**EXERCISE INSTRUCTIONS**.
Transcribe the records below exactly as they appear.

※ ※ ※

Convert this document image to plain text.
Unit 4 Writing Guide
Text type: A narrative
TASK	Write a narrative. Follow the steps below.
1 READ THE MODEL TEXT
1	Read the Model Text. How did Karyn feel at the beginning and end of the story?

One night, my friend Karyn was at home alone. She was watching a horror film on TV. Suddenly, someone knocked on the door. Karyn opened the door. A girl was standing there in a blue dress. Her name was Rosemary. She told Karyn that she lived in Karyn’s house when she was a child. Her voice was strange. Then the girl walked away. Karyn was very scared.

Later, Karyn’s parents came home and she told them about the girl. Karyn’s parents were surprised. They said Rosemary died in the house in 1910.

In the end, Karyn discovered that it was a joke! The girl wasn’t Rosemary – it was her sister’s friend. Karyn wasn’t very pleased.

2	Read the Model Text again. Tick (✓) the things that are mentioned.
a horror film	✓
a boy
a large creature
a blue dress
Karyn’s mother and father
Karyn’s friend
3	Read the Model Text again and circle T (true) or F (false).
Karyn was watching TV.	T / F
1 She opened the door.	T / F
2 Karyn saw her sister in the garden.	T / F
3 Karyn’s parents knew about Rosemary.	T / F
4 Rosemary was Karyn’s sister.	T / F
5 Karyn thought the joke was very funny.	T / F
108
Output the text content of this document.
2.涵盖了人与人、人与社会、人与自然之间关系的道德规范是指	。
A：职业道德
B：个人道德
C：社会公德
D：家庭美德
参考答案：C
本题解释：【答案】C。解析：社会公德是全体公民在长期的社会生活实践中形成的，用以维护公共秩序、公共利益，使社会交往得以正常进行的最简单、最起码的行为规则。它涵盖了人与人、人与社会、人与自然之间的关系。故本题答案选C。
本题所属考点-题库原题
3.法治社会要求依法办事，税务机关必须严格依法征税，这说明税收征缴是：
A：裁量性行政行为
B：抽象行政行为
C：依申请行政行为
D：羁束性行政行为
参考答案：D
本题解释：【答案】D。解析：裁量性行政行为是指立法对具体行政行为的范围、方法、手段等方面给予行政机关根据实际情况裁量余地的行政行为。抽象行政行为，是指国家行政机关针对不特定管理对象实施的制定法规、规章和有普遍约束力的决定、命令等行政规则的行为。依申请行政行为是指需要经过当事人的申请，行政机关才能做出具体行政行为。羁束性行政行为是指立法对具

※ ※ ※

**SOLUTION TO THE EXERCISE**.
Convert this document image to plain text.
Unit 4 Writing Guide
Text type: A narrative
TASK	Write a narrative. Follow the steps below.
1 READ THE MODEL TEXT
1	Read the Model Text. How did Karyn feel at the beginning and end of the story?

One night, my friend Karyn was at home alone. She was watching a horror film on TV. Suddenly, someone knocked on the door. Karyn opened the door. A girl was standing there in a blue dress. Her name was Rosemary. She told Karyn that she lived in Karyn’s house when she was a child. Her voice was strange. Then the girl walked away. Karyn was very scared.

Later, Karyn’s parents came home and she told them about the girl. Karyn’s parents were surprised. They said Rosemary died in the house in 1910.

In the end, Karyn discovered that it was a joke! The girl wasn’t Rosemary – it was her sister’s friend. Karyn wasn’t very pleased.

2	Read the Model Text again. Tick (✓) the things that are mentioned.
a horror film	✓
a boy
a large creature
a blue dress
Karyn’s mother and father
Karyn’s friend
3	Read the Model Text again and circle T (true) or F (false).
Karyn was watching TV.	T / F
1 She opened the door.	T / F
2 Karyn saw her sister in the garden.	T / F
3 Karyn’s parents knew about Rosemary.	T / F
4 Rosemary was Karyn’s sister.	T / F
5 Karyn thought the joke was very funny.	T / F
108
Output the text content of this document.
2.涵盖了人与人、人与社会、人与自然之间关系的道德规范是指	。
A：职业道德
B：个人道德
C：社会公德
D：家庭美德
参考答案：C
本题解释：【答案】C。解析：社会公德是全体公民在长期的社会生活实践中形成的，用以维护公共秩序、公共利益，使社会交往得以正常进行的最简单、最起码的行为规则。它涵盖了人与人、人与社会、人与自然之间的关系。故本题答案选C。
本题所属考点-题库原题
3.法治社会要求依法办事，税务机关必须严格依法征税，这说明税收征缴是：
A：裁量性行政行为
B：抽象行政行为
C：依申请行政行为
D：羁束性行政行为
参考答案：D
本题解释：【答案】D。解析：裁量性行政行为是指立法对具体行政行为的范围、方法、手段等方面给予行政机关根据实际情况裁量余地的行政行为。抽象行政行为，是指国家行政机关针对不特定管理对象实施的制定法规、规章和有普遍约束力的决定、命令等行政规则的行为。依申请行政行为是指需要经过当事人的申请，行政机关才能做出具体行政行为。羁束性行政行为是指立法对具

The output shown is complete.